Written instruction A
Print the passage of the OSDFace README between "# OSDFace —" and "at CVPR 2025.", inclusive.
Written instruction B
Using the OSDFace README, answer these:
(i) Which base model is listed in the metadata block?
(ii) At which conference was OSDFace accepted?
(iii) On what services is the original download of the weights hosted?

Text section
OSDFace / README.md

Create README.md

eb21619 verified 8 days ago

6.89 kB

	---
	tags:
	- face-restoration
	- diffusion
	- one-step
	- stable-diffusion
	- lora
	- image-to-image
	base_model: stabilityai/stable-diffusion-2-1-base
	pipeline_tag: image-to-image
	---

	# OSDFace — Pretrained Weights (Mirror)


	![github.com_jkwang28_OSDFace_](https://cdn-uploads.huggingface.co/production/uploads/6557b9b4deee83130ac92941/Qs7aOIkhOyghdH8Bdt5wF.png)

	> This is an unofficial mirror.
	> All credit goes to the original authors. The weights are mirrored here from the [official OSDFace repository](https://github.com/jkwang28/OSDFace) for convenience, as the original download is hosted on OneDrive/Google Drive which can be slow or inaccessible in some regions.
	> Please cite the original paper and star the original repo if you use these weights.

	## Overview

	OSDFace (One-Step Diffusion Model for Face Restoration) is a single-step diffusion model that restores degraded, low-quality face images into high-fidelity, identity-consistent outputs. It was accepted at CVPR 2025.

	Unlike multi-step diffusion approaches, OSDFace requires only one forward pass through a modified Stable Diffusion 2.1 UNet, making it significantly faster at inference while achieving state-of-the-art results on both synthetic (CelebA-Test) and real-world (Wider-Test, LFW-Test, WebPhoto-Test) benchmarks.

Material
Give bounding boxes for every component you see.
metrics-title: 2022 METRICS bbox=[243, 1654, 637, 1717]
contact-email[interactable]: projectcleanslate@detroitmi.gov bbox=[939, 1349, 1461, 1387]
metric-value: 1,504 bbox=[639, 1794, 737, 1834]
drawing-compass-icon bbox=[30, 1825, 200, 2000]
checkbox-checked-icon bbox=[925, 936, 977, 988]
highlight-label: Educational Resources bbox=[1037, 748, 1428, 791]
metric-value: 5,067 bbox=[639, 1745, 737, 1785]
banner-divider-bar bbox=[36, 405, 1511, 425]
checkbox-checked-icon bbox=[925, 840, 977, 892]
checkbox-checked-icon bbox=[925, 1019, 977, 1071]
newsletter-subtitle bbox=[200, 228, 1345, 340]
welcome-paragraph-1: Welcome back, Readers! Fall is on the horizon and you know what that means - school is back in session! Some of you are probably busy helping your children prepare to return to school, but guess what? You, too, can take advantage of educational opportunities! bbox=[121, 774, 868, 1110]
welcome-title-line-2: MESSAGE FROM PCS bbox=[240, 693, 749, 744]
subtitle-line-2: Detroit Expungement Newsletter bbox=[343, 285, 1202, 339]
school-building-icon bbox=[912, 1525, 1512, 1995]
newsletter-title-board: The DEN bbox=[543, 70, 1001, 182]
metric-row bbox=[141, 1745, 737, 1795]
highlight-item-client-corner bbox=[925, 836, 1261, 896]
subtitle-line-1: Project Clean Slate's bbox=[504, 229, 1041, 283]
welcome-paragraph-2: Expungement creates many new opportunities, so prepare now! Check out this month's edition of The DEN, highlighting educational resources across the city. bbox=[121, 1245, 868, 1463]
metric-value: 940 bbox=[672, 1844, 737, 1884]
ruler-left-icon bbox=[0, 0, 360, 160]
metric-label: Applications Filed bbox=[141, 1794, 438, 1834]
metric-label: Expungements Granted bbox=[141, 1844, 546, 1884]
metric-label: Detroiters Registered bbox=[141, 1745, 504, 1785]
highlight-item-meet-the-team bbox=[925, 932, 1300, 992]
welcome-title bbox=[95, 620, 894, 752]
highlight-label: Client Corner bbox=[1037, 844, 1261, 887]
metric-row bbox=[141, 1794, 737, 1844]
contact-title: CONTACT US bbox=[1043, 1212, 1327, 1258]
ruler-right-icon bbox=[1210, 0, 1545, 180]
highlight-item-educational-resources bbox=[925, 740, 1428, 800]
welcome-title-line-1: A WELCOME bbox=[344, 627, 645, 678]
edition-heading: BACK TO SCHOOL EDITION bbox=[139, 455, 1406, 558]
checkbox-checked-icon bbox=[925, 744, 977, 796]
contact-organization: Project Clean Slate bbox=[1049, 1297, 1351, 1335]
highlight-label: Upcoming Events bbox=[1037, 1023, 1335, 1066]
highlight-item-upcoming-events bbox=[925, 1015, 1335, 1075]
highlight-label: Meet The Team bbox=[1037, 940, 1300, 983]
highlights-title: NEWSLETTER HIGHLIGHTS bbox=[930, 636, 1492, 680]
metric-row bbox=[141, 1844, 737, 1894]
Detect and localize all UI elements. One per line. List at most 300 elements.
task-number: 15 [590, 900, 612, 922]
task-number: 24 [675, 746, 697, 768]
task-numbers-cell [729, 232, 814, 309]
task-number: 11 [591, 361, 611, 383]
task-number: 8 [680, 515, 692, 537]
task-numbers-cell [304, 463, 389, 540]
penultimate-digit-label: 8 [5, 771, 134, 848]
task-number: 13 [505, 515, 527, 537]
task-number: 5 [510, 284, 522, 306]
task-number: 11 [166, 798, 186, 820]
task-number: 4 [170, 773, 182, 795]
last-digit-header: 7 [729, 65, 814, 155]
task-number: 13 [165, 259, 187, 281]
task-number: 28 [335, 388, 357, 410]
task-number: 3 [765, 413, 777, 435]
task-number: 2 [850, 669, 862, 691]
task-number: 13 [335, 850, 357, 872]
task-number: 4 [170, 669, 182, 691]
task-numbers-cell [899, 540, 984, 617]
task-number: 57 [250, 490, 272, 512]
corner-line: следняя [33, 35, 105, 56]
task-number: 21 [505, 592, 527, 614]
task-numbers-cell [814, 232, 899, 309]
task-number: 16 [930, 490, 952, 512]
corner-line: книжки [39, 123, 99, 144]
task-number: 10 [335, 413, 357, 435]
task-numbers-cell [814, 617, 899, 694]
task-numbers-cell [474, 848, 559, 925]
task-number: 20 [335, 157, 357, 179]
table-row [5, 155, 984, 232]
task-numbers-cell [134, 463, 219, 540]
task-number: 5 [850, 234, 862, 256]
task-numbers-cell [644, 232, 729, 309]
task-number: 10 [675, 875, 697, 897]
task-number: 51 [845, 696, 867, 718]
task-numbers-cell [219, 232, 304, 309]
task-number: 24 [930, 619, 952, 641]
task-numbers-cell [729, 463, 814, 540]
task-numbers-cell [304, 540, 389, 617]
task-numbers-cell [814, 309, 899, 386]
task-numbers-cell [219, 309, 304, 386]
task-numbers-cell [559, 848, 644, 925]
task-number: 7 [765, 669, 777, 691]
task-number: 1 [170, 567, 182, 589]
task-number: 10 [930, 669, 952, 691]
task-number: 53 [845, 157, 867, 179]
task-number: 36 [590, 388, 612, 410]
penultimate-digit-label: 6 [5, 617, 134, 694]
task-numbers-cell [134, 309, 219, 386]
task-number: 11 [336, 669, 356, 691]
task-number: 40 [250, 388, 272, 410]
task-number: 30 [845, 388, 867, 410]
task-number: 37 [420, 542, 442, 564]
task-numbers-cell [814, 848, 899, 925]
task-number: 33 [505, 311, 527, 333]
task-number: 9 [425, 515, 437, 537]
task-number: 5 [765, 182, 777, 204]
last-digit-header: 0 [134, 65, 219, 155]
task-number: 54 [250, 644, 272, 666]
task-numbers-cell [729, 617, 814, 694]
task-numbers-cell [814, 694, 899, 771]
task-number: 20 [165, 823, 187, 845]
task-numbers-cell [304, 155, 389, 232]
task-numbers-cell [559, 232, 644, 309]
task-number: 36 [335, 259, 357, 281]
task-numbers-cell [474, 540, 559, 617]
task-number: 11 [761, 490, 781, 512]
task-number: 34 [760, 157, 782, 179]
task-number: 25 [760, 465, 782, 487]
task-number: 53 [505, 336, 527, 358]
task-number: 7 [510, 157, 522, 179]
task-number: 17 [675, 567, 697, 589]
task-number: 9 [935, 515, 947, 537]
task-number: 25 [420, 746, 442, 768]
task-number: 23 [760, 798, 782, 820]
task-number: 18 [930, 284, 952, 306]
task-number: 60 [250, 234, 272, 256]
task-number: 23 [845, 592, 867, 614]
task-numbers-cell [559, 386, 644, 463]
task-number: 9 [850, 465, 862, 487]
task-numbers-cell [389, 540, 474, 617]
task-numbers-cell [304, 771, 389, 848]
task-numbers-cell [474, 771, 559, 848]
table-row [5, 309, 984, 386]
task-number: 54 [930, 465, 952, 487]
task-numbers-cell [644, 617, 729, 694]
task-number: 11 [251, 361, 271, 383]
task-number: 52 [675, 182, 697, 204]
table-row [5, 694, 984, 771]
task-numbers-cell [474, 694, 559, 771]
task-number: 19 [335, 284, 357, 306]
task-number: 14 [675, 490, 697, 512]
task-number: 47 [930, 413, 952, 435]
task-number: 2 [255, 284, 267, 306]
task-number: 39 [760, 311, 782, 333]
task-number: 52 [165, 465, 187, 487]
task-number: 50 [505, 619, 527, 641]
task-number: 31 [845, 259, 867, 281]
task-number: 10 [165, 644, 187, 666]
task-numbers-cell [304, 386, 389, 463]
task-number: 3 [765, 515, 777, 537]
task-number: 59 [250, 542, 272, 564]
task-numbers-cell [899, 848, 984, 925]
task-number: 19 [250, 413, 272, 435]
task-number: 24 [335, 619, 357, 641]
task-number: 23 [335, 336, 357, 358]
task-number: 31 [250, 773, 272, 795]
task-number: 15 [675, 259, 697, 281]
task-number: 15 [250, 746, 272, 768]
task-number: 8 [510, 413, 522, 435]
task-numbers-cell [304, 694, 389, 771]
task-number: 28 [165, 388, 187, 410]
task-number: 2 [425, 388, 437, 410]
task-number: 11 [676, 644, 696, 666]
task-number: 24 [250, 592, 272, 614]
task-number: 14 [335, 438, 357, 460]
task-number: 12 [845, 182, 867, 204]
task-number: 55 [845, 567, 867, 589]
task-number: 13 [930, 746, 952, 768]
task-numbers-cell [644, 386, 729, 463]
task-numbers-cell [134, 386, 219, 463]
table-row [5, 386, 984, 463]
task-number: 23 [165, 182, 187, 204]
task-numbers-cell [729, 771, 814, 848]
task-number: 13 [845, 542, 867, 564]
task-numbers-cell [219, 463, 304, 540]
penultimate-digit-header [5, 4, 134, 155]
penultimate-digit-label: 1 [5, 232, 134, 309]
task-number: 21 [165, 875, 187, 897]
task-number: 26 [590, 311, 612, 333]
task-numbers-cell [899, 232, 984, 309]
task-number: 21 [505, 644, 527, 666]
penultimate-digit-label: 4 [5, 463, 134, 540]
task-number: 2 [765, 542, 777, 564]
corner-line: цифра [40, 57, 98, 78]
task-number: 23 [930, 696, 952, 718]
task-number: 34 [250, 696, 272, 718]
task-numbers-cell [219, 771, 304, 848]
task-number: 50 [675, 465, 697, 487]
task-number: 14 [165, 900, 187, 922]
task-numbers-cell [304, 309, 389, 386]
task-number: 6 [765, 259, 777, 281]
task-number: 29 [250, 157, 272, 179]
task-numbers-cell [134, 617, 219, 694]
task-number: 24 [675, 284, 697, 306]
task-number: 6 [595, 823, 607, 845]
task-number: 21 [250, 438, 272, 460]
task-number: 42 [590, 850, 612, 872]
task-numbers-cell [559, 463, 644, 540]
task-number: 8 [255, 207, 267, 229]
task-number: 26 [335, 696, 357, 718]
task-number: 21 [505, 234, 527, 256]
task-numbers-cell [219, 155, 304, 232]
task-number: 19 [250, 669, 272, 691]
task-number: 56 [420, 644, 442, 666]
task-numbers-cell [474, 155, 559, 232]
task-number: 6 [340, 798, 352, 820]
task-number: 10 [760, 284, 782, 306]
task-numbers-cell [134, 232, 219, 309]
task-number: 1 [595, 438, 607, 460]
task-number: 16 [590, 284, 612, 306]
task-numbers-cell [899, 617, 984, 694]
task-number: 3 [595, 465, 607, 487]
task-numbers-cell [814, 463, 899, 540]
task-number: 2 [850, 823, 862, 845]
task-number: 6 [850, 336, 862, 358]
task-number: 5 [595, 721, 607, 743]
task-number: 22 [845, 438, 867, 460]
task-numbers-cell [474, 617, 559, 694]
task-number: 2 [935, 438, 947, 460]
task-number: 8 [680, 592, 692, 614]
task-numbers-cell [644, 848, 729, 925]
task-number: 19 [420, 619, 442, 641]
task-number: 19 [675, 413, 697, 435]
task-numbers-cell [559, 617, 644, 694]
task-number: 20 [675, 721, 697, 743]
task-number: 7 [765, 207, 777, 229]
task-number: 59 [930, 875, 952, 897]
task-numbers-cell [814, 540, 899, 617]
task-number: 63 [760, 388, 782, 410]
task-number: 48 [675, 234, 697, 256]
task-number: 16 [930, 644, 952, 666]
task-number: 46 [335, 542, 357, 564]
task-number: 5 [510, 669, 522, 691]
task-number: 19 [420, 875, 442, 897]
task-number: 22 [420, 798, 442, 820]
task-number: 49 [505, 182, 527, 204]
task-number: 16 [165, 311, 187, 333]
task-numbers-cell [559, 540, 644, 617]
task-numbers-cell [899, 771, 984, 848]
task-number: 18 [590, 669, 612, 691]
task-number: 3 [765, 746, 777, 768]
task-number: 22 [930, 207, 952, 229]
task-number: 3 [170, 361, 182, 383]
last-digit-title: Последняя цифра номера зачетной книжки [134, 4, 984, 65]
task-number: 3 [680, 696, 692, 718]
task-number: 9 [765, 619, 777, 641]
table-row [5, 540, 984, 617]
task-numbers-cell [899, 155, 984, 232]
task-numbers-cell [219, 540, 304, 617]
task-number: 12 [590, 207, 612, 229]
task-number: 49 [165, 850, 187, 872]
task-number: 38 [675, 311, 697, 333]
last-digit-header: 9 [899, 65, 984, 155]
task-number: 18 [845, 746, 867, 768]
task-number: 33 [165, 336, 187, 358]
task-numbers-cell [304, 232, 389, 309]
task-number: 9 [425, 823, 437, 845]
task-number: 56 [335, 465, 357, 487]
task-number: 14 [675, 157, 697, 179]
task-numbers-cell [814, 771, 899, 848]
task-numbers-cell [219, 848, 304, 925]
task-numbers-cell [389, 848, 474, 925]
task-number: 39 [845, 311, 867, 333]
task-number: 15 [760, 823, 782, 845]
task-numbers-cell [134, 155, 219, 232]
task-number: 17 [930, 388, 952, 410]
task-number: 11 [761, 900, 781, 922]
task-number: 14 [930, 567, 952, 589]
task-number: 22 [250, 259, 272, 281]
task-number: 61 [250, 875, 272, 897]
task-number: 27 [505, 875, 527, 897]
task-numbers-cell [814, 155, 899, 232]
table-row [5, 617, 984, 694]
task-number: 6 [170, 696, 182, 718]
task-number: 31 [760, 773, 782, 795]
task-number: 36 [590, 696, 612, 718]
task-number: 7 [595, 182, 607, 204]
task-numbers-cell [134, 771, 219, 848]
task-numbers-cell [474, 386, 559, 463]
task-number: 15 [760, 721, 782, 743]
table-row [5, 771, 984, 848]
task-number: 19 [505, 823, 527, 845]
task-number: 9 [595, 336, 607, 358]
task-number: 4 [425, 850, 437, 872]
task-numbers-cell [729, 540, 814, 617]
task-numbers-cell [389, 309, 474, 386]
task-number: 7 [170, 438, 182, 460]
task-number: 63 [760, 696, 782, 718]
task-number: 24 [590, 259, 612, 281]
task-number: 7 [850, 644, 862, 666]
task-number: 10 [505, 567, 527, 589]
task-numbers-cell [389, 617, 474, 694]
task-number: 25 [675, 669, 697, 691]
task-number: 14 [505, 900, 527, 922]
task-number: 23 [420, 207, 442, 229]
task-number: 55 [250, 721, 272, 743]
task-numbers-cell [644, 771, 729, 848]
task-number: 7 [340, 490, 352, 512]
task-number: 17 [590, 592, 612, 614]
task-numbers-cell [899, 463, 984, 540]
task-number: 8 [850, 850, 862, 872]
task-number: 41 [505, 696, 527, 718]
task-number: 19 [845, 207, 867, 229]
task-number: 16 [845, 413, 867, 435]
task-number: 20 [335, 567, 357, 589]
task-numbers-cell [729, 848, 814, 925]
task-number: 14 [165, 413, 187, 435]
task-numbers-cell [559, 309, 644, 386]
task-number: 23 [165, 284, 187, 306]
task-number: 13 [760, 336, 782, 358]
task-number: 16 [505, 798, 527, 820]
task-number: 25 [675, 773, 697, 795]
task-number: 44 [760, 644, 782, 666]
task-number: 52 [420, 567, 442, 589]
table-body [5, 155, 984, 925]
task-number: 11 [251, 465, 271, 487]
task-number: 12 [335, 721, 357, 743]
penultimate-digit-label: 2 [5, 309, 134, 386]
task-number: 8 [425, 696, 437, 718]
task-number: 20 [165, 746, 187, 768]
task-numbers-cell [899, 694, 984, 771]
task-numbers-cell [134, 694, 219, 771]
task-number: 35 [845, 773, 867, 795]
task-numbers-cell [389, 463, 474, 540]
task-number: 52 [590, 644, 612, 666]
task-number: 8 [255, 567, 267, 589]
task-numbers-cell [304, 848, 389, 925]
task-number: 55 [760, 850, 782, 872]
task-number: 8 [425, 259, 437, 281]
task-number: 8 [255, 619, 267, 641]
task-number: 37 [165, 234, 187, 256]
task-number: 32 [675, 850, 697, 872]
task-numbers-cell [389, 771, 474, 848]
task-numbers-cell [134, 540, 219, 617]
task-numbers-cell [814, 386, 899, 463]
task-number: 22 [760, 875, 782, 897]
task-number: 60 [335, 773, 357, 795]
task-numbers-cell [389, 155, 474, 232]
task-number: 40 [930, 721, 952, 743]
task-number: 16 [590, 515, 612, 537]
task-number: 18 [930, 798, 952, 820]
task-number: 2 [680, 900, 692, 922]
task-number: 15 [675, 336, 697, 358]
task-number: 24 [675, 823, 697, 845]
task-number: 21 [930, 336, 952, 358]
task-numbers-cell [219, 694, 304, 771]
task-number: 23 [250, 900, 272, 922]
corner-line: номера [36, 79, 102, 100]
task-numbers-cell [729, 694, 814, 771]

Correct result A
# OSDFace — Pretrained Weights (Mirror)


	![github.com_jkwang28_OSDFace_](https://cdn-uploads.huggingface.co/production/uploads/6557b9b4deee83130ac92941/Qs7aOIkhOyghdH8Bdt5wF.png)

	> This is an unofficial mirror.
	> All credit goes to the original authors. The weights are mirrored here from the [official OSDFace repository](https://github.com/jkwang28/OSDFace) for convenience, as the original download is hosted on OneDrive/Google Drive which can be slow or inaccessible in some regions.
	> Please cite the original paper and star the original repo if you use these weights.

	## Overview

	OSDFace (One-Step Diffusion Model for Face Restoration) is a single-step diffusion model that restores degraded, low-quality face images into high-fidelity, identity-consistent outputs. It was accepted at CVPR 2025.

Correct result B
(i) stabilityai/stable-diffusion-2-1-base
(ii) CVPR 2025
(iii) OneDrive/Google Drive